**About this task:** Among these records, which lines include "Clipboard"? Copy them out.

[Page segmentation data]
=== Begin Enclosure ===
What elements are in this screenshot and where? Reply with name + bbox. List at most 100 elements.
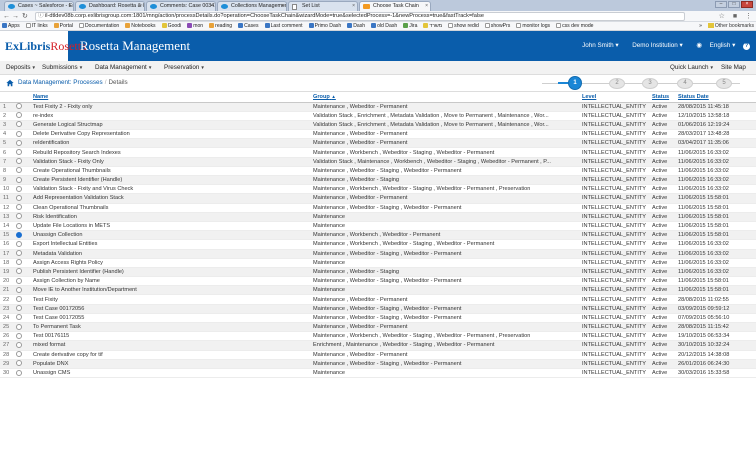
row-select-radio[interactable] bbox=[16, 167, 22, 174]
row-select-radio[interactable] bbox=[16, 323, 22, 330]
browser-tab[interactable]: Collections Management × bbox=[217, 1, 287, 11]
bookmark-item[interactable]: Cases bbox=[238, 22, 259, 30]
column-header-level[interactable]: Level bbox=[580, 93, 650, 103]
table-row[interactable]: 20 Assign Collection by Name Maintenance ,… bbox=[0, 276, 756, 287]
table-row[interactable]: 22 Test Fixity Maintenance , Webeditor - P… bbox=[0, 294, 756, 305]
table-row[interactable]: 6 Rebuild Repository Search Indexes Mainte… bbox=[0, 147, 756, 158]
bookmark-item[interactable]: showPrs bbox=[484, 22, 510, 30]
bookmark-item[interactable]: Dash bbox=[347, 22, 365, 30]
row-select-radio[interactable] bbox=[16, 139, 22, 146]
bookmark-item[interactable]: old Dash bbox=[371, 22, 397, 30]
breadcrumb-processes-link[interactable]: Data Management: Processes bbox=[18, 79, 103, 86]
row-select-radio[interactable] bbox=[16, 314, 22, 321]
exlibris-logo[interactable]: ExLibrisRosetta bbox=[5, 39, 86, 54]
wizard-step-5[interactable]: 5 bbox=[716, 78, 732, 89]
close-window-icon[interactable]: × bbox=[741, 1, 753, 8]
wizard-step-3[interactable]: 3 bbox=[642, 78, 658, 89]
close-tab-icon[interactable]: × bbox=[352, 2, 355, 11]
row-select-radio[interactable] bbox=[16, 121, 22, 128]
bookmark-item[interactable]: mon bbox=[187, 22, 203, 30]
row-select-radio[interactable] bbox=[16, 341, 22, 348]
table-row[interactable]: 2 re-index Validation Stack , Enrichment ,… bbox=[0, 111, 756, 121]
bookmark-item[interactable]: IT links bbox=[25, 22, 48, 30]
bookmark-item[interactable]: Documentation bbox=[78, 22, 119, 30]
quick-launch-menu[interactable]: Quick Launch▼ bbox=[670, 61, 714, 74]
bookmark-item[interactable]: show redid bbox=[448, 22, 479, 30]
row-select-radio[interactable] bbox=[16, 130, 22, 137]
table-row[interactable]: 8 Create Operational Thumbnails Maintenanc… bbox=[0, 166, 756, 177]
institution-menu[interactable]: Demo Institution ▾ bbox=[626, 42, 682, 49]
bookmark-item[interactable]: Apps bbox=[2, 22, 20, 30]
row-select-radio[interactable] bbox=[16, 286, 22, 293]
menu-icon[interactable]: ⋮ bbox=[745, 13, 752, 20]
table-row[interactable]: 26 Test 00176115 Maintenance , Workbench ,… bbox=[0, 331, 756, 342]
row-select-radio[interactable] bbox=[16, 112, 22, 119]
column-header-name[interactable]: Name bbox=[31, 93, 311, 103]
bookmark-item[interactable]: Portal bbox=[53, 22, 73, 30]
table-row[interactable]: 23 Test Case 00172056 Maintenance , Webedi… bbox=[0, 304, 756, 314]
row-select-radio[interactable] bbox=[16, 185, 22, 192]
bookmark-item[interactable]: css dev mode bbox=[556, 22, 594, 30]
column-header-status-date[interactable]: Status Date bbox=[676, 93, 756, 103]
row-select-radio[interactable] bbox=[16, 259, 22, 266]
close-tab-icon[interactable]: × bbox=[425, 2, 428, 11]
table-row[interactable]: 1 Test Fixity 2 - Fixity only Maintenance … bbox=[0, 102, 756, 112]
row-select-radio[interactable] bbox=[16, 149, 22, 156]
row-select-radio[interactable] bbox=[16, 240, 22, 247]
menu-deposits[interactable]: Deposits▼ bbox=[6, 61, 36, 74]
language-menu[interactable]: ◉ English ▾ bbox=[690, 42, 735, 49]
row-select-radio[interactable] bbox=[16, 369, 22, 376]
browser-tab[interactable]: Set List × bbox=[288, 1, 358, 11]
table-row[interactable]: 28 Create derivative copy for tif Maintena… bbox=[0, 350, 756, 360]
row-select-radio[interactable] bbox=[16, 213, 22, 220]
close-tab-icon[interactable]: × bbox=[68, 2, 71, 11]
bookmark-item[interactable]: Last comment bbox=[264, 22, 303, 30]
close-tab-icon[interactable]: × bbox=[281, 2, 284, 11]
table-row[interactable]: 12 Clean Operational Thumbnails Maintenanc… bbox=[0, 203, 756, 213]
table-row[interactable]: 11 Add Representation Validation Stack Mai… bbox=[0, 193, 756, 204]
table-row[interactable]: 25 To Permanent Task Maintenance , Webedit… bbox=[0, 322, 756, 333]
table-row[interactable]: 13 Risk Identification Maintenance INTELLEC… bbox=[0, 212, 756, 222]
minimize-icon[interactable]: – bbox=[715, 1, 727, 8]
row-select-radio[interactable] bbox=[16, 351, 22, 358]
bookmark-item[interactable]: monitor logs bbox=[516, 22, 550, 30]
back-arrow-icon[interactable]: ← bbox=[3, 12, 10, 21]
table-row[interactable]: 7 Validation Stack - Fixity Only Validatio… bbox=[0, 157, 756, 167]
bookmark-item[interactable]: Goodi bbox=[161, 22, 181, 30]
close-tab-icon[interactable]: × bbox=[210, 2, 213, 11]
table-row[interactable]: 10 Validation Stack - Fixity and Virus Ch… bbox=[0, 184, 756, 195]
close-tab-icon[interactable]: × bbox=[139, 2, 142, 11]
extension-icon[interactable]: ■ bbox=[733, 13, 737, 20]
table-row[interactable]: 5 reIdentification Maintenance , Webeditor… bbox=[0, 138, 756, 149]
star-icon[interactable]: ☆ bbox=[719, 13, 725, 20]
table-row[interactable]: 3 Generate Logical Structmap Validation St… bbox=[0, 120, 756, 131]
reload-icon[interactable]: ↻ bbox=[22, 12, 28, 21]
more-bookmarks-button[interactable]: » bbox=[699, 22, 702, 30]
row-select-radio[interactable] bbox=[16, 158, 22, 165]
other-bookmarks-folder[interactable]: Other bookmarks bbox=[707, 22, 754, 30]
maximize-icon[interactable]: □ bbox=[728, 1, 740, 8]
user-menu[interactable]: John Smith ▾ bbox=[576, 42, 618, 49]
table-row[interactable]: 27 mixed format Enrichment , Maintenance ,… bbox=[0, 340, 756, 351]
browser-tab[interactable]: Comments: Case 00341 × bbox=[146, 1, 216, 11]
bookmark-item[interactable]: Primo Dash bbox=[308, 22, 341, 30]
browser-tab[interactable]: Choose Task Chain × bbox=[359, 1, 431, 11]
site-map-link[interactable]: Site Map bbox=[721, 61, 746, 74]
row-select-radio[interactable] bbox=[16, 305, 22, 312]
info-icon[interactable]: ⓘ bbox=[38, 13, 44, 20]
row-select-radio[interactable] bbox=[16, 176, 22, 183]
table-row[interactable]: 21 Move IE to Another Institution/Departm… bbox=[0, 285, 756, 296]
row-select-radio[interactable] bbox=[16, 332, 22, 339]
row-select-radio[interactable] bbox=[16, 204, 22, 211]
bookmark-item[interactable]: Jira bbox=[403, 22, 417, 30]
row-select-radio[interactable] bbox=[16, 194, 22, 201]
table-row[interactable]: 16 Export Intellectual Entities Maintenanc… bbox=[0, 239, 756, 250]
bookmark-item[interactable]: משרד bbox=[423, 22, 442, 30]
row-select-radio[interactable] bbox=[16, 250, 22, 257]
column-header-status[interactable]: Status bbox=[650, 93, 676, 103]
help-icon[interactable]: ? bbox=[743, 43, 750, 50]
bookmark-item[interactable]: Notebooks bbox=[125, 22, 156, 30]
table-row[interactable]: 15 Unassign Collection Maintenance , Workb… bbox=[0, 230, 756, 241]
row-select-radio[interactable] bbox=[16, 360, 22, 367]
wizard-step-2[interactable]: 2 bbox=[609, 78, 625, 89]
=== End Enclosure ===
=== Begin Enclosure ===
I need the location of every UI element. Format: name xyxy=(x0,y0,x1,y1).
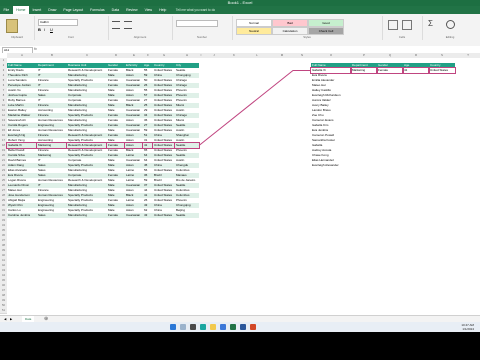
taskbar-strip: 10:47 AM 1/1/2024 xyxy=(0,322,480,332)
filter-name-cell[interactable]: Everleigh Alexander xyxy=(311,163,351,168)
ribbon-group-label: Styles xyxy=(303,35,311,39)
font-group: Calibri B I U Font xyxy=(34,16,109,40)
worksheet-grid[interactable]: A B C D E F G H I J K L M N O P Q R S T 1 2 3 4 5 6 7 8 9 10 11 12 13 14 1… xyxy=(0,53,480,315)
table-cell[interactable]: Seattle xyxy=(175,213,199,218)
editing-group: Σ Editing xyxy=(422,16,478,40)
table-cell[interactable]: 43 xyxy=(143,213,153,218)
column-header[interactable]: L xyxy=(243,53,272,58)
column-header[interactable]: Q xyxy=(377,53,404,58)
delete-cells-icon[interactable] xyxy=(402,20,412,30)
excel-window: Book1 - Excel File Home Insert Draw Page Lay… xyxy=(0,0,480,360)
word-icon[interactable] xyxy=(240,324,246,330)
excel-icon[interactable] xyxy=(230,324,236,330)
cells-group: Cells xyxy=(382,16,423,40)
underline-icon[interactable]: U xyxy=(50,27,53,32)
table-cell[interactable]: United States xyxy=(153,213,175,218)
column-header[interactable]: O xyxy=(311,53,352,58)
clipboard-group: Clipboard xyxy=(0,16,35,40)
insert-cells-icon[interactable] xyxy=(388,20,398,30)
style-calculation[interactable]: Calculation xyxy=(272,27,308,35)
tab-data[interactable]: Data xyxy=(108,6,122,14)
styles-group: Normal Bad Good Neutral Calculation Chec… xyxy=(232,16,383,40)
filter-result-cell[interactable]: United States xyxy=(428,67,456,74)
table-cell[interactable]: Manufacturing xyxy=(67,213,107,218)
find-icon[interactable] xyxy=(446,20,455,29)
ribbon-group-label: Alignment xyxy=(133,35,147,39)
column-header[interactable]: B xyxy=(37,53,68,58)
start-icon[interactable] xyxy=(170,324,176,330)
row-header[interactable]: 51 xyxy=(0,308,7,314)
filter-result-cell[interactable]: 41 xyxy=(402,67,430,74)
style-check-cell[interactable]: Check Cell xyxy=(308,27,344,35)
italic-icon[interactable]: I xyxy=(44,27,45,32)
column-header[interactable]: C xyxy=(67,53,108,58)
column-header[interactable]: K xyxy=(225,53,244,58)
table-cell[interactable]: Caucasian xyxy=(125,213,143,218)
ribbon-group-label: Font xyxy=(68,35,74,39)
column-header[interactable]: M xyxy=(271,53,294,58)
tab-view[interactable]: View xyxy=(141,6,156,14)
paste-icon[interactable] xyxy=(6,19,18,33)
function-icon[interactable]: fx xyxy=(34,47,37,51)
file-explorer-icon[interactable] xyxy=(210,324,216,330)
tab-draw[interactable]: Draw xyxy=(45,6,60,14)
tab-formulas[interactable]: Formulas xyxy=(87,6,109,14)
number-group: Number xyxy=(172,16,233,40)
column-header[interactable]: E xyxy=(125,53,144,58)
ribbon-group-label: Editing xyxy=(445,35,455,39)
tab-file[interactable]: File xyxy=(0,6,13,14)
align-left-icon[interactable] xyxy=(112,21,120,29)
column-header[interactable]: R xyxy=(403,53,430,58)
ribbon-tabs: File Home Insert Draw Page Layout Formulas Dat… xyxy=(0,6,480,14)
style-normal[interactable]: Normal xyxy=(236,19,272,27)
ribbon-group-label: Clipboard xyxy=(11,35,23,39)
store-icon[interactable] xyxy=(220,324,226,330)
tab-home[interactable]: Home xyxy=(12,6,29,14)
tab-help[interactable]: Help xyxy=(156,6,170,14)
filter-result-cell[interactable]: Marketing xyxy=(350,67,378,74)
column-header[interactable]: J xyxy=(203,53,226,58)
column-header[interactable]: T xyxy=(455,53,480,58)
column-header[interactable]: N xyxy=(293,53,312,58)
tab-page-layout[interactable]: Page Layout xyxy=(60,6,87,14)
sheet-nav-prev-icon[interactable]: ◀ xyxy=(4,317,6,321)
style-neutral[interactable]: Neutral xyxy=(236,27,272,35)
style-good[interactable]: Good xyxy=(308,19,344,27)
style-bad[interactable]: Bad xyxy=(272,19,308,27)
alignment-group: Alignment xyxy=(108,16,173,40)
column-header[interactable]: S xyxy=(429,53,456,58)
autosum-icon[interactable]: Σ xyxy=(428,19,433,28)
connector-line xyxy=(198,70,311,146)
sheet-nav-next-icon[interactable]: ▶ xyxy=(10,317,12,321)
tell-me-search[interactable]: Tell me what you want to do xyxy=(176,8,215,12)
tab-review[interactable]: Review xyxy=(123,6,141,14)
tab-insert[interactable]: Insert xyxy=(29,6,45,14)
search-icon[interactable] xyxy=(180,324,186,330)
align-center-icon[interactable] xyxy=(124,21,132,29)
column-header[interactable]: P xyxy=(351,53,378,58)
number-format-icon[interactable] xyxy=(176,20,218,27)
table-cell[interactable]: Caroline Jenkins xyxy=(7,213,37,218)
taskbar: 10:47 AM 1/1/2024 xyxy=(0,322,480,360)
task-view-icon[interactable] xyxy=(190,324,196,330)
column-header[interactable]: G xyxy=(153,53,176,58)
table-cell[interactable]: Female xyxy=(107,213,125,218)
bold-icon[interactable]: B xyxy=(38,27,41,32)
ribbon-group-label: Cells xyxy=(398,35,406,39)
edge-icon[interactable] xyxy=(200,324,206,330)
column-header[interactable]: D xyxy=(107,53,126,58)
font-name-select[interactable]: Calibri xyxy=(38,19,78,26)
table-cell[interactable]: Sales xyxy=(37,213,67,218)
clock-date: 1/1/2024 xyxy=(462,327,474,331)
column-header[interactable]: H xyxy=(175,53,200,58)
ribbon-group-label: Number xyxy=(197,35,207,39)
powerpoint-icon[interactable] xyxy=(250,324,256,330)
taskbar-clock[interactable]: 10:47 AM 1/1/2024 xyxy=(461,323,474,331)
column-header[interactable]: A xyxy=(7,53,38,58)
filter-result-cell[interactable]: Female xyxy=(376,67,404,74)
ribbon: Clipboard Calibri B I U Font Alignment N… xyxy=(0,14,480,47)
=== End Enclosure ===
**The completed task:**
clipboard-group: Clipboard xyxy=(0,16,35,40)
ribbon-group-label: Clipboard xyxy=(11,35,23,39)
ribbon: Clipboard Calibri B I U Font Alignment N… xyxy=(0,14,480,47)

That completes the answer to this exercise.